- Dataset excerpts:
Begin

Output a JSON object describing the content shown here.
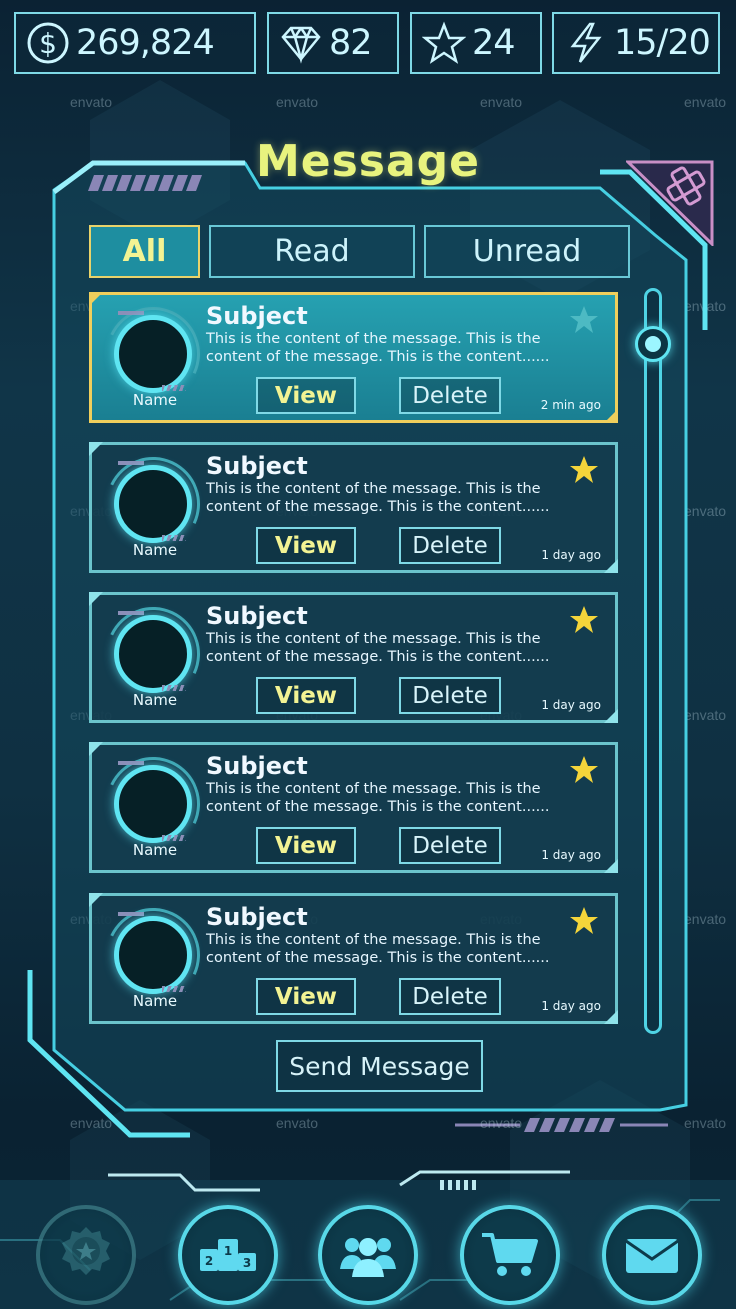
{
  "resources": {
    "coins": "269,824",
    "gems": "82",
    "stars": "24",
    "energy": "15/20"
  },
  "title": "Message",
  "tabs": [
    {
      "label": "All",
      "active": true
    },
    {
      "label": "Read",
      "active": false
    },
    {
      "label": "Unread",
      "active": false
    }
  ],
  "watermark": "envato",
  "messages": [
    {
      "subject": "Subject",
      "body": "This is the content of the message. This is the content of the message. This is the content......",
      "name": "Name",
      "view": "View",
      "delete": "Delete",
      "time": "2 min ago",
      "starred": false,
      "selected": true
    },
    {
      "subject": "Subject",
      "body": "This is the content of the message. This is the content of the message. This is the content......",
      "name": "Name",
      "view": "View",
      "delete": "Delete",
      "time": "1 day ago",
      "starred": true,
      "selected": false
    },
    {
      "subject": "Subject",
      "body": "This is the content of the message. This is the content of the message. This is the content......",
      "name": "Name",
      "view": "View",
      "delete": "Delete",
      "time": "1 day ago",
      "starred": true,
      "selected": false
    },
    {
      "subject": "Subject",
      "body": "This is the content of the message. This is the content of the message. This is the content......",
      "name": "Name",
      "view": "View",
      "delete": "Delete",
      "time": "1 day ago",
      "starred": true,
      "selected": false
    },
    {
      "subject": "Subject",
      "body": "This is the content of the message. This is the content of the message. This is the content......",
      "name": "Name",
      "view": "View",
      "delete": "Delete",
      "time": "1 day ago",
      "starred": true,
      "selected": false
    }
  ],
  "send_label": "Send Message",
  "bottom_nav": [
    {
      "icon": "achievement-medal-icon"
    },
    {
      "icon": "leaderboard-podium-icon"
    },
    {
      "icon": "friends-icon"
    },
    {
      "icon": "shop-cart-icon"
    },
    {
      "icon": "mail-icon"
    }
  ],
  "podium_numbers": [
    "2",
    "1",
    "3"
  ],
  "colors": {
    "accent": "#5fe5f2",
    "title": "#e8f37e",
    "selected_border": "#f0cf5c",
    "star": "#f5d53a",
    "close": "#c98fc6"
  }
}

End

- PROBLEM TO WORK ON:
Return each line from the material above exactly, but not the pictures.

- PROBLEM SOLUTION:
Output a JSON object describing the content shown here.
{
  "resources": {
    "coins": "269,824",
    "gems": "82",
    "stars": "24",
    "energy": "15/20"
  },
  "title": "Message",
  "tabs": [
    {
      "label": "All",
      "active": true
    },
    {
      "label": "Read",
      "active": false
    },
    {
      "label": "Unread",
      "active": false
    }
  ],
  "watermark": "envato",
  "messages": [
    {
      "subject": "Subject",
      "body": "This is the content of the message. This is the content of the message. This is the content......",
      "name": "Name",
      "view": "View",
      "delete": "Delete",
      "time": "2 min ago",
      "starred": false,
      "selected": true
    },
    {
      "subject": "Subject",
      "body": "This is the content of the message. This is the content of the message. This is the content......",
      "name": "Name",
      "view": "View",
      "delete": "Delete",
      "time": "1 day ago",
      "starred": true,
      "selected": false
    },
    {
      "subject": "Subject",
      "body": "This is the content of the message. This is the content of the message. This is the content......",
      "name": "Name",
      "view": "View",
      "delete": "Delete",
      "time": "1 day ago",
      "starred": true,
      "selected": false
    },
    {
      "subject": "Subject",
      "body": "This is the content of the message. This is the content of the message. This is the content......",
      "name": "Name",
      "view": "View",
      "delete": "Delete",
      "time": "1 day ago",
      "starred": true,
      "selected": false
    },
    {
      "subject": "Subject",
      "body": "This is the content of the message. This is the content of the message. This is the content......",
      "name": "Name",
      "view": "View",
      "delete": "Delete",
      "time": "1 day ago",
      "starred": true,
      "selected": false
    }
  ],
  "send_label": "Send Message",
  "bottom_nav": [
    {
      "icon": "achievement-medal-icon"
    },
    {
      "icon": "leaderboard-podium-icon"
    },
    {
      "icon": "friends-icon"
    },
    {
      "icon": "shop-cart-icon"
    },
    {
      "icon": "mail-icon"
    }
  ],
  "podium_numbers": [
    "2",
    "1",
    "3"
  ],
  "colors": {
    "accent": "#5fe5f2",
    "title": "#e8f37e",
    "selected_border": "#f0cf5c",
    "star": "#f5d53a",
    "close": "#c98fc6"
  }
}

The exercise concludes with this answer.